▶ **GIVEN EXERCISE**: Scan the data below for the string "Future". Show every line where it turns up.

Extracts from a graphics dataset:
- - - - -
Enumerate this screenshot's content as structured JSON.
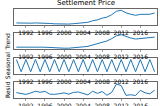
{
  "chart_data": [
    {
      "type": "line",
      "title": "Settlement Price",
      "color": "#1f77b4",
      "tick_labels": "x",
      "grid": false,
      "x": [
        1990,
        1991,
        1992,
        1993,
        1994,
        1995,
        1996,
        1997,
        1998,
        1999,
        2000,
        2001,
        2002,
        2003,
        2004,
        2005,
        2006,
        2007,
        2008,
        2009,
        2010,
        2011,
        2012,
        2013,
        2014,
        2015,
        2016,
        2017,
        2018,
        2019
      ],
      "values": [
        383,
        362,
        344,
        360,
        384,
        384,
        388,
        331,
        294,
        279,
        279,
        271,
        310,
        363,
        409,
        445,
        604,
        697,
        872,
        972,
        1225,
        1572,
        1669,
        1411,
        1266,
        1160,
        1251,
        1257,
        1268,
        1393
      ],
      "xlim": [
        1989.5,
        2019.5
      ],
      "xticks": [
        1992,
        1996,
        2000,
        2004,
        2008,
        2012,
        2016
      ],
      "ylim": [
        150,
        1800
      ]
    },
    {
      "type": "line",
      "y_label": "Trend",
      "color": "#1f77b4",
      "tick_labels": "x",
      "grid": false,
      "x": [
        1990,
        1991,
        1992,
        1993,
        1994,
        1995,
        1996,
        1997,
        1998,
        1999,
        2000,
        2001,
        2002,
        2003,
        2004,
        2005,
        2006,
        2007,
        2008,
        2009,
        2010,
        2011,
        2012,
        2013,
        2014,
        2015,
        2016,
        2017,
        2018,
        2019
      ],
      "values": [
        380,
        365,
        355,
        360,
        370,
        378,
        375,
        340,
        305,
        285,
        278,
        280,
        305,
        355,
        410,
        460,
        590,
        700,
        860,
        990,
        1220,
        1500,
        1610,
        1430,
        1280,
        1180,
        1230,
        1255,
        1275,
        1370
      ],
      "xlim": [
        1989.5,
        2019.5
      ],
      "xticks": [
        1992,
        1996,
        2000,
        2004,
        2008,
        2012,
        2016
      ],
      "ylim": [
        150,
        1750
      ]
    },
    {
      "type": "line",
      "y_label": "Seasonal",
      "color": "#1f77b4",
      "tick_labels": "x",
      "grid": false,
      "x": [
        1990,
        1991,
        1992,
        1993,
        1994,
        1995,
        1996,
        1997,
        1998,
        1999,
        2000,
        2001,
        2002,
        2003,
        2004,
        2005,
        2006,
        2007,
        2008,
        2009,
        2010,
        2011,
        2012,
        2013,
        2014,
        2015,
        2016,
        2017,
        2018,
        2019
      ],
      "values": [
        6,
        -6,
        6,
        -6,
        6,
        -6,
        6,
        -6,
        6,
        -6,
        6,
        -6,
        6,
        -6,
        6,
        -6,
        6,
        -6,
        6,
        -6,
        6,
        -6,
        6,
        -6,
        6,
        -6,
        6,
        -6,
        6,
        -6
      ],
      "xlim": [
        1989.5,
        2019.5
      ],
      "xticks": [
        1992,
        1996,
        2000,
        2004,
        2008,
        2012,
        2016
      ],
      "ylim": [
        -8,
        8
      ]
    },
    {
      "type": "line",
      "y_label": "Resid",
      "color": "#1f77b4",
      "tick_labels": "x",
      "grid": false,
      "x": [
        1990,
        1991,
        1992,
        1993,
        1994,
        1995,
        1996,
        1997,
        1998,
        1999,
        2000,
        2001,
        2002,
        2003,
        2004,
        2005,
        2006,
        2007,
        2008,
        2009,
        2010,
        2011,
        2012,
        2013,
        2014,
        2015,
        2016,
        2017,
        2018,
        2019
      ],
      "values": [
        3,
        -3,
        -11,
        0,
        14,
        6,
        13,
        -9,
        -11,
        -6,
        1,
        -9,
        5,
        8,
        -1,
        -15,
        14,
        -3,
        12,
        -18,
        5,
        72,
        59,
        -19,
        -14,
        -20,
        21,
        2,
        -7,
        23
      ],
      "xlim": [
        1989.5,
        2019.5
      ],
      "xticks": [
        1992,
        1996,
        2000,
        2004,
        2008,
        2012,
        2016
      ],
      "ylim": [
        -40,
        90
      ]
    }
  ]
}
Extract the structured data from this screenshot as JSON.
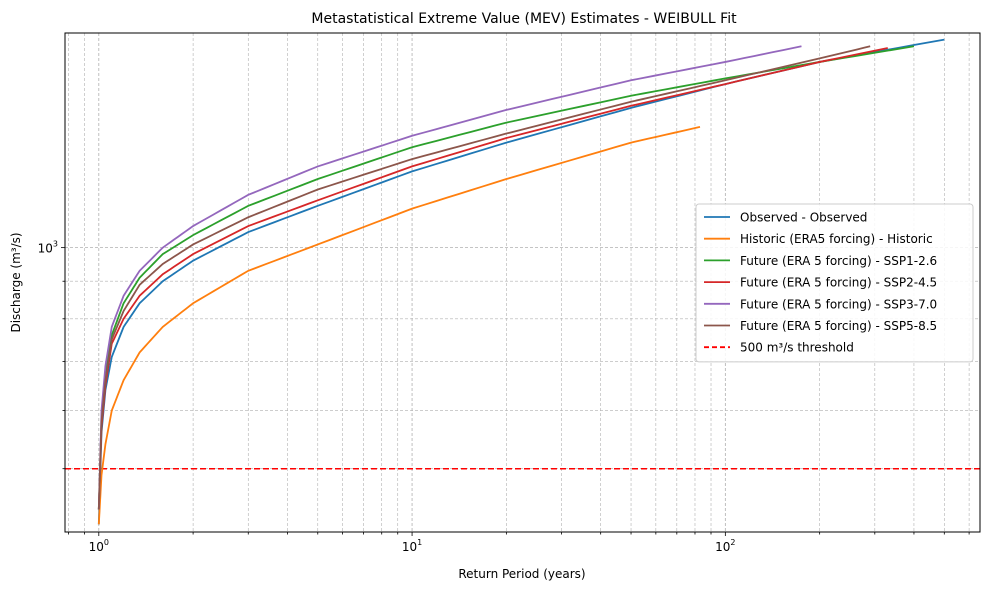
{
  "chart_data": {
    "type": "line",
    "title": "Metastatistical Extreme Value (MEV) Estimates - WEIBULL Fit",
    "xlabel": "Return Period (years)",
    "ylabel": "Discharge (m³/s)",
    "xscale": "log",
    "yscale": "log",
    "xlim": [
      0.78,
      650
    ],
    "ylim": [
      410,
      1960
    ],
    "grid": true,
    "legend_position": "center-right",
    "x_ticks": [
      {
        "value": 1,
        "label": "10",
        "sup": "0"
      },
      {
        "value": 10,
        "label": "10",
        "sup": "1"
      },
      {
        "value": 100,
        "label": "10",
        "sup": "2"
      }
    ],
    "y_ticks": [
      {
        "value": 1000,
        "label": "10",
        "sup": "3"
      }
    ],
    "series": [
      {
        "name": "Observed - Observed",
        "color": "#1f77b4",
        "x": [
          1.0,
          1.02,
          1.05,
          1.1,
          1.2,
          1.35,
          1.6,
          2,
          3,
          5,
          10,
          20,
          50,
          100,
          200,
          500
        ],
        "y": [
          420,
          560,
          640,
          710,
          780,
          840,
          900,
          960,
          1050,
          1140,
          1270,
          1390,
          1550,
          1670,
          1790,
          1920
        ]
      },
      {
        "name": "Historic (ERA5 forcing) - Historic",
        "color": "#ff7f0e",
        "x": [
          1.0,
          1.02,
          1.05,
          1.1,
          1.2,
          1.35,
          1.6,
          2,
          3,
          5,
          10,
          20,
          50,
          83
        ],
        "y": [
          420,
          490,
          540,
          600,
          660,
          720,
          780,
          840,
          930,
          1010,
          1130,
          1240,
          1390,
          1460
        ]
      },
      {
        "name": "Future (ERA 5 forcing) - SSP1-2.6",
        "color": "#2ca02c",
        "x": [
          1.0,
          1.02,
          1.05,
          1.1,
          1.2,
          1.35,
          1.6,
          2,
          3,
          5,
          10,
          20,
          50,
          100,
          200,
          400
        ],
        "y": [
          440,
          580,
          670,
          760,
          840,
          910,
          980,
          1040,
          1140,
          1240,
          1370,
          1480,
          1610,
          1700,
          1790,
          1880
        ]
      },
      {
        "name": "Future (ERA 5 forcing) - SSP2-4.5",
        "color": "#d62728",
        "x": [
          1.0,
          1.02,
          1.05,
          1.1,
          1.2,
          1.35,
          1.6,
          2,
          3,
          5,
          10,
          20,
          50,
          100,
          200,
          330
        ],
        "y": [
          440,
          570,
          650,
          740,
          800,
          860,
          920,
          980,
          1070,
          1160,
          1290,
          1410,
          1560,
          1670,
          1790,
          1870
        ]
      },
      {
        "name": "Future (ERA 5 forcing) - SSP3-7.0",
        "color": "#9467bd",
        "x": [
          1.0,
          1.02,
          1.05,
          1.1,
          1.2,
          1.35,
          1.6,
          2,
          3,
          5,
          10,
          20,
          50,
          100,
          175
        ],
        "y": [
          440,
          600,
          690,
          780,
          860,
          930,
          1000,
          1070,
          1180,
          1290,
          1420,
          1540,
          1690,
          1790,
          1880
        ]
      },
      {
        "name": "Future (ERA 5 forcing) - SSP5-8.5",
        "color": "#8c564b",
        "x": [
          1.0,
          1.02,
          1.05,
          1.1,
          1.2,
          1.35,
          1.6,
          2,
          3,
          5,
          10,
          20,
          50,
          100,
          200,
          290
        ],
        "y": [
          440,
          580,
          660,
          750,
          820,
          890,
          950,
          1010,
          1100,
          1200,
          1320,
          1430,
          1580,
          1690,
          1810,
          1880
        ]
      }
    ],
    "threshold": {
      "name": "500 m³/s threshold",
      "value": 500,
      "color": "#ff0000",
      "style": "dashed"
    }
  }
}
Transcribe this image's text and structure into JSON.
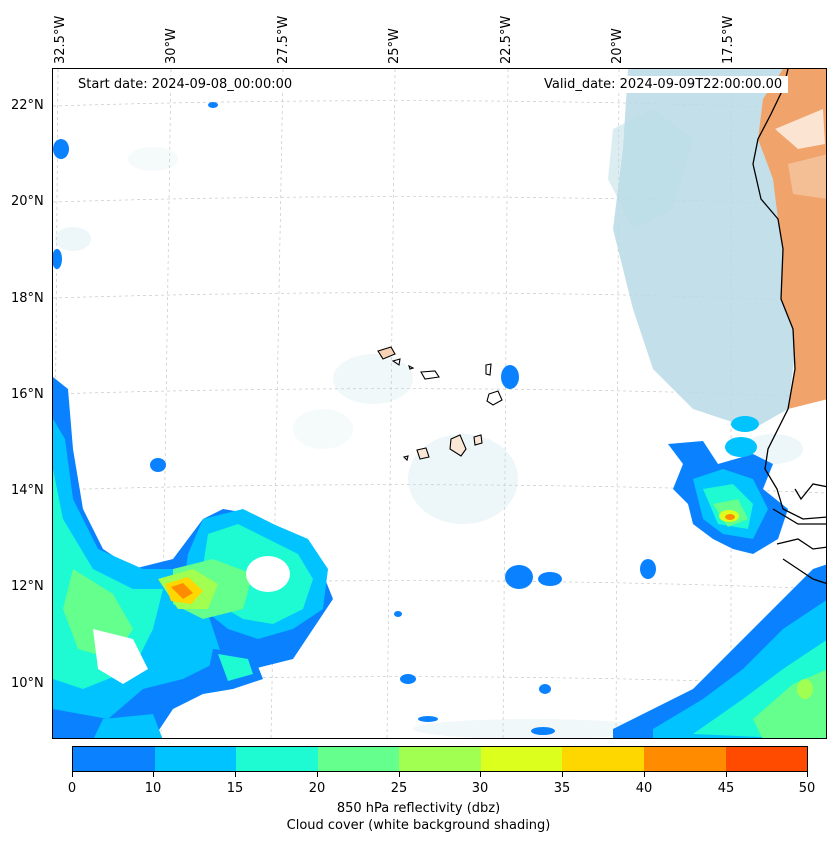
- - - - -
▶ **SOLUTION**:
        "name": "Future (ERA 5 forcing) - SSP1-2.6",
        "name": "Future (ERA 5 forcing) - SSP2-4.5",
        "name": "Future (ERA 5 forcing) - SSP3-7.0",
        "name": "Future (ERA 5 forcing) - SSP5-8.5",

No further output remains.